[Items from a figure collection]
###

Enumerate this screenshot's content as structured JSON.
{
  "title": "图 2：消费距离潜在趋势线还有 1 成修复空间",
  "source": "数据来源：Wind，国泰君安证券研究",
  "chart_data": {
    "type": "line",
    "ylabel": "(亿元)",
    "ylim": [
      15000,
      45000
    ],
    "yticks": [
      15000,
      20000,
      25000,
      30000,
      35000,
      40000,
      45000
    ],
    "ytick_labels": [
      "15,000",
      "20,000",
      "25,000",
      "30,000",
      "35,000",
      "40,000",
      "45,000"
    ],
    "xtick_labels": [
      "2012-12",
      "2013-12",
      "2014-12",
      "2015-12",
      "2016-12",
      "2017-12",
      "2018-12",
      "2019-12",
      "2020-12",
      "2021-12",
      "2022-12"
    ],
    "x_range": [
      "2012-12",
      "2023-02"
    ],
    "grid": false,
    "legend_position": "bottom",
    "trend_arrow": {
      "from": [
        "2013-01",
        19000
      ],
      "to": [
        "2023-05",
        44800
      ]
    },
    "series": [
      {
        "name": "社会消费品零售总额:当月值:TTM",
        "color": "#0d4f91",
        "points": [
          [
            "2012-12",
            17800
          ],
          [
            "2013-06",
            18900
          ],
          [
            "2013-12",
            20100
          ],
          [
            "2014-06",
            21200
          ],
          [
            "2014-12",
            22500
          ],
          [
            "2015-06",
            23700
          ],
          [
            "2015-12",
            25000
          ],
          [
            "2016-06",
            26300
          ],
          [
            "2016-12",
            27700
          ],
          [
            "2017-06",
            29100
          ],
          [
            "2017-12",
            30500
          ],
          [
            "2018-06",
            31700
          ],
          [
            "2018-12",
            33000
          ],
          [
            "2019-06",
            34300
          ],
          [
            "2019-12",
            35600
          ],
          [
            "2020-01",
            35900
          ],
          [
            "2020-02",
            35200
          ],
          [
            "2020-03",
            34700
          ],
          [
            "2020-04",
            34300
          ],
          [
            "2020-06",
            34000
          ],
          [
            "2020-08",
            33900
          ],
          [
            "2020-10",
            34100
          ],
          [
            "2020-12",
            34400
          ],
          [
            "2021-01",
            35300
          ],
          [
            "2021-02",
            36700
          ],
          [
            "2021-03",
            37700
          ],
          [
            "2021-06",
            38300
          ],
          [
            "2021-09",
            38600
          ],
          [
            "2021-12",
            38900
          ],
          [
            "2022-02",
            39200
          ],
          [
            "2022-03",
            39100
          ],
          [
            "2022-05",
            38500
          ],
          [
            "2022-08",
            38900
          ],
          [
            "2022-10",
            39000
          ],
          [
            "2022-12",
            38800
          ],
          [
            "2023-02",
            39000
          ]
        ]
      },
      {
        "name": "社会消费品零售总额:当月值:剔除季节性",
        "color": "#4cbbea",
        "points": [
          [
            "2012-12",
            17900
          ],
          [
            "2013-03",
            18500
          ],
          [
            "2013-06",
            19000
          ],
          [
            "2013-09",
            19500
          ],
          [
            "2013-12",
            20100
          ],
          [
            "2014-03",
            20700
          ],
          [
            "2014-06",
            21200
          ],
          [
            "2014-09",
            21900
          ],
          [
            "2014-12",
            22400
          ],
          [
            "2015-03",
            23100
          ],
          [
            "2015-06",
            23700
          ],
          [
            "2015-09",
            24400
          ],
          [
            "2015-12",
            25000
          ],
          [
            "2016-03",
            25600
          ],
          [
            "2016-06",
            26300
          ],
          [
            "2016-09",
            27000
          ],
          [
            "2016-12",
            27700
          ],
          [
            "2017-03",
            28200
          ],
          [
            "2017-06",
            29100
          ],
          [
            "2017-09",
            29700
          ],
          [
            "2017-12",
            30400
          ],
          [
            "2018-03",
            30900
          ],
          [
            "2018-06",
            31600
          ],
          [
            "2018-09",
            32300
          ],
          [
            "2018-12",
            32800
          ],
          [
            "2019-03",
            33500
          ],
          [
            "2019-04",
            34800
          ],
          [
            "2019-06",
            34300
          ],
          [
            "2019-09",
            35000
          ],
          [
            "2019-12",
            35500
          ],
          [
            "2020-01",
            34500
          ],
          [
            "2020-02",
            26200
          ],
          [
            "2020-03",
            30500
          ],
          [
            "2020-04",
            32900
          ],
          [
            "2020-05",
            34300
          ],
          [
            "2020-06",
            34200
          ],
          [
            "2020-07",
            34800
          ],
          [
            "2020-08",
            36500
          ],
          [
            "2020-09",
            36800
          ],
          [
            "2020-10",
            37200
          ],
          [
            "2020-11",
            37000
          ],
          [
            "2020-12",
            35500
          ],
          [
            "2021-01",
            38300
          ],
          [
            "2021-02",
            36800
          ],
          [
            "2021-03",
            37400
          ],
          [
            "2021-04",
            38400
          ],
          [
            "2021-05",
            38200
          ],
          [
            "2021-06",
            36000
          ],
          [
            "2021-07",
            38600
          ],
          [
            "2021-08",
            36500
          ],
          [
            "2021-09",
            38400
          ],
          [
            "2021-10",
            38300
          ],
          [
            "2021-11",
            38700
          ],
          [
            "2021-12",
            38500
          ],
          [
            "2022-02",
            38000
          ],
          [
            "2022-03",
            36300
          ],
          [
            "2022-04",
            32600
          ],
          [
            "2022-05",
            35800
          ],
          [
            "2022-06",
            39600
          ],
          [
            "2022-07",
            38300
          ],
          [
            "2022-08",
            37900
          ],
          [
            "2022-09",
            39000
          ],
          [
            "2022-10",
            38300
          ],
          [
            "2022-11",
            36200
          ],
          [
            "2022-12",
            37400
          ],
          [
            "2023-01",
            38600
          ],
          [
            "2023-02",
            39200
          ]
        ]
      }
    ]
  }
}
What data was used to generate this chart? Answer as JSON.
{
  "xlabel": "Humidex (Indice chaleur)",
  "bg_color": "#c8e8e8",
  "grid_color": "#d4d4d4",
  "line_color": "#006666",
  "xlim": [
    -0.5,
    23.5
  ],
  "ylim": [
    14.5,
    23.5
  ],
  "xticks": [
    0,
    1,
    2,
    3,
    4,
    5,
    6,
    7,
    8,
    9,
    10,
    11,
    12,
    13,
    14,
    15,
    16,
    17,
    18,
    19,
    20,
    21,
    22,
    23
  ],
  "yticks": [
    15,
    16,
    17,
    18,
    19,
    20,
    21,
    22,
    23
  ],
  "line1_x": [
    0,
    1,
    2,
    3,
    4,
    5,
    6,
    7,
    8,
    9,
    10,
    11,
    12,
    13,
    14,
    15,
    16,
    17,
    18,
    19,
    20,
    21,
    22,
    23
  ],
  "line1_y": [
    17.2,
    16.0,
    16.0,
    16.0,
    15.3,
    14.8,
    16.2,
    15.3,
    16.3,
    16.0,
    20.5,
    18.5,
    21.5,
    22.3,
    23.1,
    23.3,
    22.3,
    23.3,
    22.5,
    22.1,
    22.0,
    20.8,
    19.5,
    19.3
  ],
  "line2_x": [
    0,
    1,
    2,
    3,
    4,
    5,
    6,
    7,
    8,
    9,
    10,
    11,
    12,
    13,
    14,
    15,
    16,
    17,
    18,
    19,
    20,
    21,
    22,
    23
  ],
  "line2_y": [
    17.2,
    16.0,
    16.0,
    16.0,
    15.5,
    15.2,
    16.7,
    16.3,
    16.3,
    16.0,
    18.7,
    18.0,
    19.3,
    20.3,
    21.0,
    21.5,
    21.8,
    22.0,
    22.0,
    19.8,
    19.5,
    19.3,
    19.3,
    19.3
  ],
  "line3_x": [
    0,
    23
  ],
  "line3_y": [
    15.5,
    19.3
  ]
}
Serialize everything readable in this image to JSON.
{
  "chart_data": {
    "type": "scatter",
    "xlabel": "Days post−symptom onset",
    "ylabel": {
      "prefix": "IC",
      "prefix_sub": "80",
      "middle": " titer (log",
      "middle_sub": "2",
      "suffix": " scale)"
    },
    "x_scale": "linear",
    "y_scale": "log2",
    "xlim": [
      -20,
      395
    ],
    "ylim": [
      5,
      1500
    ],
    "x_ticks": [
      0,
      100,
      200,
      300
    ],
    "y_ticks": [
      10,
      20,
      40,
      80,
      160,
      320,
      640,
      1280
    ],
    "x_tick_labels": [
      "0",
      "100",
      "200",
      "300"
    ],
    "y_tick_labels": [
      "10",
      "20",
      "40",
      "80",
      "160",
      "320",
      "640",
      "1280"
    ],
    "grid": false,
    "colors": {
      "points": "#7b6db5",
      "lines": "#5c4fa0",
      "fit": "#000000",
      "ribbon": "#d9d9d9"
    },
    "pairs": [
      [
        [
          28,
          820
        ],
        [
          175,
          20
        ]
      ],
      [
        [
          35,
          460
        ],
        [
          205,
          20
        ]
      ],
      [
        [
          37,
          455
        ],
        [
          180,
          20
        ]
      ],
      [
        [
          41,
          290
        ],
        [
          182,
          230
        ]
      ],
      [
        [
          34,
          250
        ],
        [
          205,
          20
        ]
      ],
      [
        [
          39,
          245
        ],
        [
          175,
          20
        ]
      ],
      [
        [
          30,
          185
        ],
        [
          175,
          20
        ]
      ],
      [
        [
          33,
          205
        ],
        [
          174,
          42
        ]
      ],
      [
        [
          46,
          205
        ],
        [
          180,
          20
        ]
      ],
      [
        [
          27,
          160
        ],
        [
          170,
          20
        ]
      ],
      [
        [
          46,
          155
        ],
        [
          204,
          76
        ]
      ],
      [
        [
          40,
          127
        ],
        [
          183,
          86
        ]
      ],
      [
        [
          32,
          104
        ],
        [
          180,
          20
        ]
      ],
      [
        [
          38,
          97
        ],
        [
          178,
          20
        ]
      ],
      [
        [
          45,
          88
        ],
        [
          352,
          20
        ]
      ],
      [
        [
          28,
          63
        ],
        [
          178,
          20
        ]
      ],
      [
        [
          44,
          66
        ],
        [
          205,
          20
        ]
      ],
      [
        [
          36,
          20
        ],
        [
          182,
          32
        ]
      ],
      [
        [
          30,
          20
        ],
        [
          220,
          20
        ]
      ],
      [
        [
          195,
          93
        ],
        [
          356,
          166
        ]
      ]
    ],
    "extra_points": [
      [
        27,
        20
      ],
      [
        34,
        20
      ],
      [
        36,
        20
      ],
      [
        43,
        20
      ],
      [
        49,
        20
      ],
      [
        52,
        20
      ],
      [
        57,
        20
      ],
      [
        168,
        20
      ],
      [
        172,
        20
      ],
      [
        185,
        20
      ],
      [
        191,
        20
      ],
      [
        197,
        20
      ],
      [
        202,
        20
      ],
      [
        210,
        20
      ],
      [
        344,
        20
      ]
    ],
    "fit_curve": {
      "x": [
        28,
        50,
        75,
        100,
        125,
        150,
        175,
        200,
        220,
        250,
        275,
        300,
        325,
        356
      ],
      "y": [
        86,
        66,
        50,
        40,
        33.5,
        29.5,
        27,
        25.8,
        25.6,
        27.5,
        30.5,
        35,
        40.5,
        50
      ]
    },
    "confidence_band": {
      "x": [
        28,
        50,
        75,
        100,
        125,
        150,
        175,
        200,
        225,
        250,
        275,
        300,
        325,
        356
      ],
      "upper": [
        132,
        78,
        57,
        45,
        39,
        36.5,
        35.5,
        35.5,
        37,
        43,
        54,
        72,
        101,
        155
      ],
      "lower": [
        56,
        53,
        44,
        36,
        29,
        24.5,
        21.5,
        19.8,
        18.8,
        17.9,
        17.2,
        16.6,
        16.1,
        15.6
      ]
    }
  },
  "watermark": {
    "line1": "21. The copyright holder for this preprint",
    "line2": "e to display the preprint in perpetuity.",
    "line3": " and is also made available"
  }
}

###

▸ Exercise objective
Copy each line that holds the word "xlabel".

▸ Task answer
  "xlabel": "Humidex (Indice chaleur)",
    "xlabel": "Days post−symptom onset",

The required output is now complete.